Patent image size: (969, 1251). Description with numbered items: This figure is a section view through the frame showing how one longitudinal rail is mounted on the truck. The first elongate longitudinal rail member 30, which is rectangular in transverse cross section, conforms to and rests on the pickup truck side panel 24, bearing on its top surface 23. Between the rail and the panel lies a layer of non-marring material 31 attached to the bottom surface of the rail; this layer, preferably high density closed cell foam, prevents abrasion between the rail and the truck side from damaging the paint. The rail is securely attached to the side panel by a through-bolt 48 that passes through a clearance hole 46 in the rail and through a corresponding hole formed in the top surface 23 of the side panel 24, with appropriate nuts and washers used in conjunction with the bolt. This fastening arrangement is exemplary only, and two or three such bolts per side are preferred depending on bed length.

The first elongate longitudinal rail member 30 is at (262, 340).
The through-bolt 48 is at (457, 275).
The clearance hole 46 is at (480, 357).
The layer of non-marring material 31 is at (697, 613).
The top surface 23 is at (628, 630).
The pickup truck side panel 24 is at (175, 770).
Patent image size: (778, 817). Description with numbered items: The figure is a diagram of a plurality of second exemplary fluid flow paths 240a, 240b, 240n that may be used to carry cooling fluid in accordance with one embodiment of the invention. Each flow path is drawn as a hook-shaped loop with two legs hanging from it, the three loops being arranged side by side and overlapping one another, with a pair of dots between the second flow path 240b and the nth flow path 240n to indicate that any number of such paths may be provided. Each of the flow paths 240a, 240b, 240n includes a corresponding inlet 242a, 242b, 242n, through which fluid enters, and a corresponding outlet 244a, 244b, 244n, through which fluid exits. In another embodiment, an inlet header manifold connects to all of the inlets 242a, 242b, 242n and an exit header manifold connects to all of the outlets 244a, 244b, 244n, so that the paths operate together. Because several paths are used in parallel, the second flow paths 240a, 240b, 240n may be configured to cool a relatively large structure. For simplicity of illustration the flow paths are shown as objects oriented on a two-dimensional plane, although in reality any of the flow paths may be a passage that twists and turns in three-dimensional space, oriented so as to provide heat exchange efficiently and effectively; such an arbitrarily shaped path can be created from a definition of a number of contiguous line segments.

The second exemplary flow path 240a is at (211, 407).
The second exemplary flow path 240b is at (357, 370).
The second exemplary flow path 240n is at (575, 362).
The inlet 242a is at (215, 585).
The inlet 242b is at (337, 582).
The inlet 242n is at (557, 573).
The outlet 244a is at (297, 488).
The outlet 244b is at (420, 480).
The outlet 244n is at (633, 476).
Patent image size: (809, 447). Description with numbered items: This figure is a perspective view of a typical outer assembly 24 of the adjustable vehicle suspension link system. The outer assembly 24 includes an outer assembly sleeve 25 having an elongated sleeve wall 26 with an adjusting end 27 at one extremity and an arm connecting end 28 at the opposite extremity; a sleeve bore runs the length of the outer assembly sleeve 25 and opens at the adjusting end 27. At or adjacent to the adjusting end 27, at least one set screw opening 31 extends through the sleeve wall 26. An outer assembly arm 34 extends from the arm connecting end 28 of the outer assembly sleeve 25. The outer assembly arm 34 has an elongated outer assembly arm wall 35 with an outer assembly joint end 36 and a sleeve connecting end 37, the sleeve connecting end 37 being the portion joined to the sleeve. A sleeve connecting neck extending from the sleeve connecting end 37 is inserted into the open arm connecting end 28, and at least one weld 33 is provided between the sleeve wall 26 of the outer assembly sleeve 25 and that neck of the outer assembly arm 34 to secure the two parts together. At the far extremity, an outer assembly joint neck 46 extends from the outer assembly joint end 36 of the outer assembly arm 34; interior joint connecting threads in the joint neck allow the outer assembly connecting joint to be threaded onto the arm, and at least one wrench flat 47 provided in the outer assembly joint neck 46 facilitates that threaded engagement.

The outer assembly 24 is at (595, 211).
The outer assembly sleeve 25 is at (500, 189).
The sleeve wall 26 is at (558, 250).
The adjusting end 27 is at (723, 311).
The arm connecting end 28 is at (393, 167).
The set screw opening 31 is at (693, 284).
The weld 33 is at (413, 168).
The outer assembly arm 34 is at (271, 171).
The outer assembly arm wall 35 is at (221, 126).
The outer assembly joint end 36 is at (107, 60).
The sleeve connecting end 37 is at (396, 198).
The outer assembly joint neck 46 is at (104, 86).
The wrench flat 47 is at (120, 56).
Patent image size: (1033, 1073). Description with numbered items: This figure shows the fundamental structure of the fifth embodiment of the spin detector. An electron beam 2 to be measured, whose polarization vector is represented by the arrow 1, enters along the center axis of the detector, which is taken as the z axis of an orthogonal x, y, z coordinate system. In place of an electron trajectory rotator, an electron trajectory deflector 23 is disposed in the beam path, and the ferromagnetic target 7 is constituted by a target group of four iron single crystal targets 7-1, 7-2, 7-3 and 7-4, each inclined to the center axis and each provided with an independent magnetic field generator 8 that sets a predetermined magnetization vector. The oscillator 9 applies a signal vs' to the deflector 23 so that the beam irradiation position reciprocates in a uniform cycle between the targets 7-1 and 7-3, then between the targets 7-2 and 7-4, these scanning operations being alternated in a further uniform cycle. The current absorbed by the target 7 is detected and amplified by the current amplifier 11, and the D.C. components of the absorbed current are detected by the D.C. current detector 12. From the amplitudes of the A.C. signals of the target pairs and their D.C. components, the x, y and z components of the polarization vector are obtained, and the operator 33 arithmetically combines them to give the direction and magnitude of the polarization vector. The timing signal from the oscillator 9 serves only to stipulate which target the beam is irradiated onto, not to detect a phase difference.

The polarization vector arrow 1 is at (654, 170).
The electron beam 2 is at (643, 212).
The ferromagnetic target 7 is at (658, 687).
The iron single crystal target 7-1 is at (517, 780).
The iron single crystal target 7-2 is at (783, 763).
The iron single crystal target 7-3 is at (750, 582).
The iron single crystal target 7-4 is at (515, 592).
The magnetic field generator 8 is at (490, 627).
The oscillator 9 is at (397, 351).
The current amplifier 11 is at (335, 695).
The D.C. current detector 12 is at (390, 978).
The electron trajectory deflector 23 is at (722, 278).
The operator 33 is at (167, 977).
========
Please reproduce the data above once more, word for word, without changing or adding anything.

• [Solution]
Patent image size: (969, 1251). Description with numbered items: This figure is a section view through the frame showing how one longitudinal rail is mounted on the truck. The first elongate longitudinal rail member 30, which is rectangular in transverse cross section, conforms to and rests on the pickup truck side panel 24, bearing on its top surface 23. Between the rail and the panel lies a layer of non-marring material 31 attached to the bottom surface of the rail; this layer, preferably high density closed cell foam, prevents abrasion between the rail and the truck side from damaging the paint. The rail is securely attached to the side panel by a through-bolt 48 that passes through a clearance hole 46 in the rail and through a corresponding hole formed in the top surface 23 of the side panel 24, with appropriate nuts and washers used in conjunction with the bolt. This fastening arrangement is exemplary only, and two or three such bolts per side are preferred depending on bed length.

The first elongate longitudinal rail member 30 is at (262, 340).
The through-bolt 48 is at (457, 275).
The clearance hole 46 is at (480, 357).
The layer of non-marring material 31 is at (697, 613).
The top surface 23 is at (628, 630).
The pickup truck side panel 24 is at (175, 770).
Patent image size: (778, 817). Description with numbered items: The figure is a diagram of a plurality of second exemplary fluid flow paths 240a, 240b, 240n that may be used to carry cooling fluid in accordance with one embodiment of the invention. Each flow path is drawn as a hook-shaped loop with two legs hanging from it, the three loops being arranged side by side and overlapping one another, with a pair of dots between the second flow path 240b and the nth flow path 240n to indicate that any number of such paths may be provided. Each of the flow paths 240a, 240b, 240n includes a corresponding inlet 242a, 242b, 242n, through which fluid enters, and a corresponding outlet 244a, 244b, 244n, through which fluid exits. In another embodiment, an inlet header manifold connects to all of the inlets 242a, 242b, 242n and an exit header manifold connects to all of the outlets 244a, 244b, 244n, so that the paths operate together. Because several paths are used in parallel, the second flow paths 240a, 240b, 240n may be configured to cool a relatively large structure. For simplicity of illustration the flow paths are shown as objects oriented on a two-dimensional plane, although in reality any of the flow paths may be a passage that twists and turns in three-dimensional space, oriented so as to provide heat exchange efficiently and effectively; such an arbitrarily shaped path can be created from a definition of a number of contiguous line segments.

The second exemplary flow path 240a is at (211, 407).
The second exemplary flow path 240b is at (357, 370).
The second exemplary flow path 240n is at (575, 362).
The inlet 242a is at (215, 585).
The inlet 242b is at (337, 582).
The inlet 242n is at (557, 573).
The outlet 244a is at (297, 488).
The outlet 244b is at (420, 480).
The outlet 244n is at (633, 476).
Patent image size: (809, 447). Description with numbered items: This figure is a perspective view of a typical outer assembly 24 of the adjustable vehicle suspension link system. The outer assembly 24 includes an outer assembly sleeve 25 having an elongated sleeve wall 26 with an adjusting end 27 at one extremity and an arm connecting end 28 at the opposite extremity; a sleeve bore runs the length of the outer assembly sleeve 25 and opens at the adjusting end 27. At or adjacent to the adjusting end 27, at least one set screw opening 31 extends through the sleeve wall 26. An outer assembly arm 34 extends from the arm connecting end 28 of the outer assembly sleeve 25. The outer assembly arm 34 has an elongated outer assembly arm wall 35 with an outer assembly joint end 36 and a sleeve connecting end 37, the sleeve connecting end 37 being the portion joined to the sleeve. A sleeve connecting neck extending from the sleeve connecting end 37 is inserted into the open arm connecting end 28, and at least one weld 33 is provided between the sleeve wall 26 of the outer assembly sleeve 25 and that neck of the outer assembly arm 34 to secure the two parts together. At the far extremity, an outer assembly joint neck 46 extends from the outer assembly joint end 36 of the outer assembly arm 34; interior joint connecting threads in the joint neck allow the outer assembly connecting joint to be threaded onto the arm, and at least one wrench flat 47 provided in the outer assembly joint neck 46 facilitates that threaded engagement.

The outer assembly 24 is at (595, 211).
The outer assembly sleeve 25 is at (500, 189).
The sleeve wall 26 is at (558, 250).
The adjusting end 27 is at (723, 311).
The arm connecting end 28 is at (393, 167).
The set screw opening 31 is at (693, 284).
The weld 33 is at (413, 168).
The outer assembly arm 34 is at (271, 171).
The outer assembly arm wall 35 is at (221, 126).
The outer assembly joint end 36 is at (107, 60).
The sleeve connecting end 37 is at (396, 198).
The outer assembly joint neck 46 is at (104, 86).
The wrench flat 47 is at (120, 56).
Patent image size: (1033, 1073). Description with numbered items: This figure shows the fundamental structure of the fifth embodiment of the spin detector. An electron beam 2 to be measured, whose polarization vector is represented by the arrow 1, enters along the center axis of the detector, which is taken as the z axis of an orthogonal x, y, z coordinate system. In place of an electron trajectory rotator, an electron trajectory deflector 23 is disposed in the beam path, and the ferromagnetic target 7 is constituted by a target group of four iron single crystal targets 7-1, 7-2, 7-3 and 7-4, each inclined to the center axis and each provided with an independent magnetic field generator 8 that sets a predetermined magnetization vector. The oscillator 9 applies a signal vs' to the deflector 23 so that the beam irradiation position reciprocates in a uniform cycle between the targets 7-1 and 7-3, then between the targets 7-2 and 7-4, these scanning operations being alternated in a further uniform cycle. The current absorbed by the target 7 is detected and amplified by the current amplifier 11, and the D.C. components of the absorbed current are detected by the D.C. current detector 12. From the amplitudes of the A.C. signals of the target pairs and their D.C. components, the x, y and z components of the polarization vector are obtained, and the operator 33 arithmetically combines them to give the direction and magnitude of the polarization vector. The timing signal from the oscillator 9 serves only to stipulate which target the beam is irradiated onto, not to detect a phase difference.

The polarization vector arrow 1 is at (654, 170).
The electron beam 2 is at (643, 212).
The ferromagnetic target 7 is at (658, 687).
The iron single crystal target 7-1 is at (517, 780).
The iron single crystal target 7-2 is at (783, 763).
The iron single crystal target 7-3 is at (750, 582).
The iron single crystal target 7-4 is at (515, 592).
The magnetic field generator 8 is at (490, 627).
The oscillator 9 is at (397, 351).
The current amplifier 11 is at (335, 695).
The D.C. current detector 12 is at (390, 978).
The electron trajectory deflector 23 is at (722, 278).
The operator 33 is at (167, 977).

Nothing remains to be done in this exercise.